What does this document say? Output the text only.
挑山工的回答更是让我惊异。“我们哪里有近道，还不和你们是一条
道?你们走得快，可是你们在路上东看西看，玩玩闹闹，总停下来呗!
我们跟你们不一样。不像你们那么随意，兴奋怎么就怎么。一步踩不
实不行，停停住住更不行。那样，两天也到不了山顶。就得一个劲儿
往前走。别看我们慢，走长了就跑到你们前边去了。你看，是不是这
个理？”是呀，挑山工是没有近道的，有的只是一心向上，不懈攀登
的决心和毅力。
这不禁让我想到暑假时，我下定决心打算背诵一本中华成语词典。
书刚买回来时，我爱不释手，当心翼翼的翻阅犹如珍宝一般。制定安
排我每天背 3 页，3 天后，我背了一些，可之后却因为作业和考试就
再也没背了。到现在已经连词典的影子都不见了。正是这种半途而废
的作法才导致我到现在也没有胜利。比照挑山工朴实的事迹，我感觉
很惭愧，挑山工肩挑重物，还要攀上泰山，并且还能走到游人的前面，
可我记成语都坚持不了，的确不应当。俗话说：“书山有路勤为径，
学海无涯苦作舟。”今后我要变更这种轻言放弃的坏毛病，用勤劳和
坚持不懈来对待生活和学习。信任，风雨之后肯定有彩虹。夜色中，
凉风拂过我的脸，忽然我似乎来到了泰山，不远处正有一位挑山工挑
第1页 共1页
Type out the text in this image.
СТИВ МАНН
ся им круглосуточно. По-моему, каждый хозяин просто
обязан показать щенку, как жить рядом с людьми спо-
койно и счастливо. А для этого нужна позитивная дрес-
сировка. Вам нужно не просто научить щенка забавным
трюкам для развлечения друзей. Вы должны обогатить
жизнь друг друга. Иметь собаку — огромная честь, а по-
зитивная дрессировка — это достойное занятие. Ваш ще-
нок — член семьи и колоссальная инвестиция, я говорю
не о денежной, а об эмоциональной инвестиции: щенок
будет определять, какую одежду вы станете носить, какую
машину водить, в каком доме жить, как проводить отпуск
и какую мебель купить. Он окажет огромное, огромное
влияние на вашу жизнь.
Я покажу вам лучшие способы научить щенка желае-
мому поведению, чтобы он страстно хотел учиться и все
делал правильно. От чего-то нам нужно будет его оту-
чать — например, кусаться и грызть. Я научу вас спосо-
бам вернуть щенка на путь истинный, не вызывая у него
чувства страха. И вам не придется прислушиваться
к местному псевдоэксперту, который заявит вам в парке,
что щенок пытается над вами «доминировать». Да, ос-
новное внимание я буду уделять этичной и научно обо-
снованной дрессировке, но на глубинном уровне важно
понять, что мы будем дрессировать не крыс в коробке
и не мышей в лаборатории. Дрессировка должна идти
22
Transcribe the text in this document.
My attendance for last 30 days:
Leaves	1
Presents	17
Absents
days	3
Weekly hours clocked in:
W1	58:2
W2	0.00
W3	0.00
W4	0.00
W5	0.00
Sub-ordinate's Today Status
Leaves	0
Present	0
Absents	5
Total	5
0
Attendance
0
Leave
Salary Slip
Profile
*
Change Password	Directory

________________

**WHAT NEEDS TO BE DONE**
Write out every entry again exactly, please, with nothing missing.

**THE REPLY**
What does this document say? Output the text only.
挑山工的回答更是让我惊异。“我们哪里有近道，还不和你们是一条
道?你们走得快，可是你们在路上东看西看，玩玩闹闹，总停下来呗!
我们跟你们不一样。不像你们那么随意，兴奋怎么就怎么。一步踩不
实不行，停停住住更不行。那样，两天也到不了山顶。就得一个劲儿
往前走。别看我们慢，走长了就跑到你们前边去了。你看，是不是这
个理？”是呀，挑山工是没有近道的，有的只是一心向上，不懈攀登
的决心和毅力。
这不禁让我想到暑假时，我下定决心打算背诵一本中华成语词典。
书刚买回来时，我爱不释手，当心翼翼的翻阅犹如珍宝一般。制定安
排我每天背 3 页，3 天后，我背了一些，可之后却因为作业和考试就
再也没背了。到现在已经连词典的影子都不见了。正是这种半途而废
的作法才导致我到现在也没有胜利。比照挑山工朴实的事迹，我感觉
很惭愧，挑山工肩挑重物，还要攀上泰山，并且还能走到游人的前面，
可我记成语都坚持不了，的确不应当。俗话说：“书山有路勤为径，
学海无涯苦作舟。”今后我要变更这种轻言放弃的坏毛病，用勤劳和
坚持不懈来对待生活和学习。信任，风雨之后肯定有彩虹。夜色中，
凉风拂过我的脸，忽然我似乎来到了泰山，不远处正有一位挑山工挑
第1页 共1页
Type out the text in this image.
СТИВ МАНН
ся им круглосуточно. По-моему, каждый хозяин просто
обязан показать щенку, как жить рядом с людьми спо-
койно и счастливо. А для этого нужна позитивная дрес-
сировка. Вам нужно не просто научить щенка забавным
трюкам для развлечения друзей. Вы должны обогатить
жизнь друг друга. Иметь собаку — огромная честь, а по-
зитивная дрессировка — это достойное занятие. Ваш ще-
нок — член семьи и колоссальная инвестиция, я говорю
не о денежной, а об эмоциональной инвестиции: щенок
будет определять, какую одежду вы станете носить, какую
машину водить, в каком доме жить, как проводить отпуск
и какую мебель купить. Он окажет огромное, огромное
влияние на вашу жизнь.
Я покажу вам лучшие способы научить щенка желае-
мому поведению, чтобы он страстно хотел учиться и все
делал правильно. От чего-то нам нужно будет его оту-
чать — например, кусаться и грызть. Я научу вас спосо-
бам вернуть щенка на путь истинный, не вызывая у него
чувства страха. И вам не придется прислушиваться
к местному псевдоэксперту, который заявит вам в парке,
что щенок пытается над вами «доминировать». Да, ос-
новное внимание я буду уделять этичной и научно обо-
снованной дрессировке, но на глубинном уровне важно
понять, что мы будем дрессировать не крыс в коробке
и не мышей в лаборатории. Дрессировка должна идти
22
Transcribe the text in this document.
My attendance for last 30 days:
Leaves	1
Presents	17
Absents
days	3
Weekly hours clocked in:
W1	58:2
W2	0.00
W3	0.00
W4	0.00
W5	0.00
Sub-ordinate's Today Status
Leaves	0
Present	0
Absents	5
Total	5
0
Attendance
0
Leave
Salary Slip
Profile
*
Change Password	Directory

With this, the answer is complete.